Problem to solve:
Set the following entries down again exactly, line by line.

(Items listed in a dataset)
↓
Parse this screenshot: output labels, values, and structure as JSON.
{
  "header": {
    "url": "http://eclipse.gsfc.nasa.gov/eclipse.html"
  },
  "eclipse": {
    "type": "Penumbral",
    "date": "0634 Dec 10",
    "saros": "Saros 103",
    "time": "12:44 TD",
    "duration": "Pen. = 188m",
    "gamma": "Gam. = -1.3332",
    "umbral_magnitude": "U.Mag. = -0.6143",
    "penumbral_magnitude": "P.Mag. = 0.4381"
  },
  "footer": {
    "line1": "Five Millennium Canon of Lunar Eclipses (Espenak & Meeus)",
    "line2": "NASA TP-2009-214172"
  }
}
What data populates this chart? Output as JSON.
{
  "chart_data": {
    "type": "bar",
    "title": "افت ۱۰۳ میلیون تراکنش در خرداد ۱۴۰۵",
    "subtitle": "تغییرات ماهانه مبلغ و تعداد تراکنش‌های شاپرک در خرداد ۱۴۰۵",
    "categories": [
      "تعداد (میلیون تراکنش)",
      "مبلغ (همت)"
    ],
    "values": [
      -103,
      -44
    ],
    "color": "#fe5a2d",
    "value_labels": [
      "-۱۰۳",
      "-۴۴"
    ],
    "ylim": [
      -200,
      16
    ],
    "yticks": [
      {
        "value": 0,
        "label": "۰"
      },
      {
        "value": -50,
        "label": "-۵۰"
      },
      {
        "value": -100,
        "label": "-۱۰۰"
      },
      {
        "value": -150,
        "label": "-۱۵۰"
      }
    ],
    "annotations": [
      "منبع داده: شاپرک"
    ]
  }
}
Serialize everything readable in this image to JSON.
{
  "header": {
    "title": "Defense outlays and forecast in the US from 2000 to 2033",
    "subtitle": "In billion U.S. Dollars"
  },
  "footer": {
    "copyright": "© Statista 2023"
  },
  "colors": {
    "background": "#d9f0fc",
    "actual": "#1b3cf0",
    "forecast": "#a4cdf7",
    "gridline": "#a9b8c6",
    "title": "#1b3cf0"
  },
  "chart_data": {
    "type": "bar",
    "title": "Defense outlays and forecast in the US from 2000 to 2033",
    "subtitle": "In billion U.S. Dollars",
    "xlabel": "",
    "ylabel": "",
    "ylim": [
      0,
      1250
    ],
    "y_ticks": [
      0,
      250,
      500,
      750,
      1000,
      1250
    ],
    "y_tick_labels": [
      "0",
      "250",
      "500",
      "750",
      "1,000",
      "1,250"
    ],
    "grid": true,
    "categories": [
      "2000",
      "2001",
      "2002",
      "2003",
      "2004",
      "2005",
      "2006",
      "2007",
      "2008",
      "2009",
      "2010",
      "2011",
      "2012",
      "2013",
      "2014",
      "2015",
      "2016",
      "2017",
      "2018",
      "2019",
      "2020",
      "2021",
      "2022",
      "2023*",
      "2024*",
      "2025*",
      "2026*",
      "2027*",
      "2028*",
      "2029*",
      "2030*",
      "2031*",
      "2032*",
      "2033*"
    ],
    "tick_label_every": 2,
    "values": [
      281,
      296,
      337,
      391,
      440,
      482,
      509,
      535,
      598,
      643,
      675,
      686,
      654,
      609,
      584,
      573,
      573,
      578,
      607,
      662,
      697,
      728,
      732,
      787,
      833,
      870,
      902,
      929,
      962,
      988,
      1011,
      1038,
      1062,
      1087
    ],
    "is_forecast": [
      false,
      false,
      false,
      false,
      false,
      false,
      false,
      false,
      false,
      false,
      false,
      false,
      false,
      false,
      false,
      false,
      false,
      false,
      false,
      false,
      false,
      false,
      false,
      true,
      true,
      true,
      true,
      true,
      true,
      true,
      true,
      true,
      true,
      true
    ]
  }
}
↑
Problem solution:
Parse this screenshot: output labels, values, and structure as JSON.
{
  "header": {
    "url": "http://eclipse.gsfc.nasa.gov/eclipse.html"
  },
  "eclipse": {
    "type": "Penumbral",
    "date": "0634 Dec 10",
    "saros": "Saros 103",
    "time": "12:44 TD",
    "duration": "Pen. = 188m",
    "gamma": "Gam. = -1.3332",
    "umbral_magnitude": "U.Mag. = -0.6143",
    "penumbral_magnitude": "P.Mag. = 0.4381"
  },
  "footer": {
    "line1": "Five Millennium Canon of Lunar Eclipses (Espenak & Meeus)",
    "line2": "NASA TP-2009-214172"
  }
}
What data populates this chart? Output as JSON.
{
  "chart_data": {
    "type": "bar",
    "title": "افت ۱۰۳ میلیون تراکنش در خرداد ۱۴۰۵",
    "subtitle": "تغییرات ماهانه مبلغ و تعداد تراکنش‌های شاپرک در خرداد ۱۴۰۵",
    "categories": [
      "تعداد (میلیون تراکنش)",
      "مبلغ (همت)"
    ],
    "values": [
      -103,
      -44
    ],
    "color": "#fe5a2d",
    "value_labels": [
      "-۱۰۳",
      "-۴۴"
    ],
    "ylim": [
      -200,
      16
    ],
    "yticks": [
      {
        "value": 0,
        "label": "۰"
      },
      {
        "value": -50,
        "label": "-۵۰"
      },
      {
        "value": -100,
        "label": "-۱۰۰"
      },
      {
        "value": -150,
        "label": "-۱۵۰"
      }
    ],
    "annotations": [
      "منبع داده: شاپرک"
    ]
  }
}
Serialize everything readable in this image to JSON.
{
  "header": {
    "title": "Defense outlays and forecast in the US from 2000 to 2033",
    "subtitle": "In billion U.S. Dollars"
  },
  "footer": {
    "copyright": "© Statista 2023"
  },
  "colors": {
    "background": "#d9f0fc",
    "actual": "#1b3cf0",
    "forecast": "#a4cdf7",
    "gridline": "#a9b8c6",
    "title": "#1b3cf0"
  },
  "chart_data": {
    "type": "bar",
    "title": "Defense outlays and forecast in the US from 2000 to 2033",
    "subtitle": "In billion U.S. Dollars",
    "xlabel": "",
    "ylabel": "",
    "ylim": [
      0,
      1250
    ],
    "y_ticks": [
      0,
      250,
      500,
      750,
      1000,
      1250
    ],
    "y_tick_labels": [
      "0",
      "250",
      "500",
      "750",
      "1,000",
      "1,250"
    ],
    "grid": true,
    "categories": [
      "2000",
      "2001",
      "2002",
      "2003",
      "2004",
      "2005",
      "2006",
      "2007",
      "2008",
      "2009",
      "2010",
      "2011",
      "2012",
      "2013",
      "2014",
      "2015",
      "2016",
      "2017",
      "2018",
      "2019",
      "2020",
      "2021",
      "2022",
      "2023*",
      "2024*",
      "2025*",
      "2026*",
      "2027*",
      "2028*",
      "2029*",
      "2030*",
      "2031*",
      "2032*",
      "2033*"
    ],
    "tick_label_every": 2,
    "values": [
      281,
      296,
      337,
      391,
      440,
      482,
      509,
      535,
      598,
      643,
      675,
      686,
      654,
      609,
      584,
      573,
      573,
      578,
      607,
      662,
      697,
      728,
      732,
      787,
      833,
      870,
      902,
      929,
      962,
      988,
      1011,
      1038,
      1062,
      1087
    ],
    "is_forecast": [
      false,
      false,
      false,
      false,
      false,
      false,
      false,
      false,
      false,
      false,
      false,
      false,
      false,
      false,
      false,
      false,
      false,
      false,
      false,
      false,
      false,
      false,
      false,
      true,
      true,
      true,
      true,
      true,
      true,
      true,
      true,
      true,
      true,
      true
    ]
  }
}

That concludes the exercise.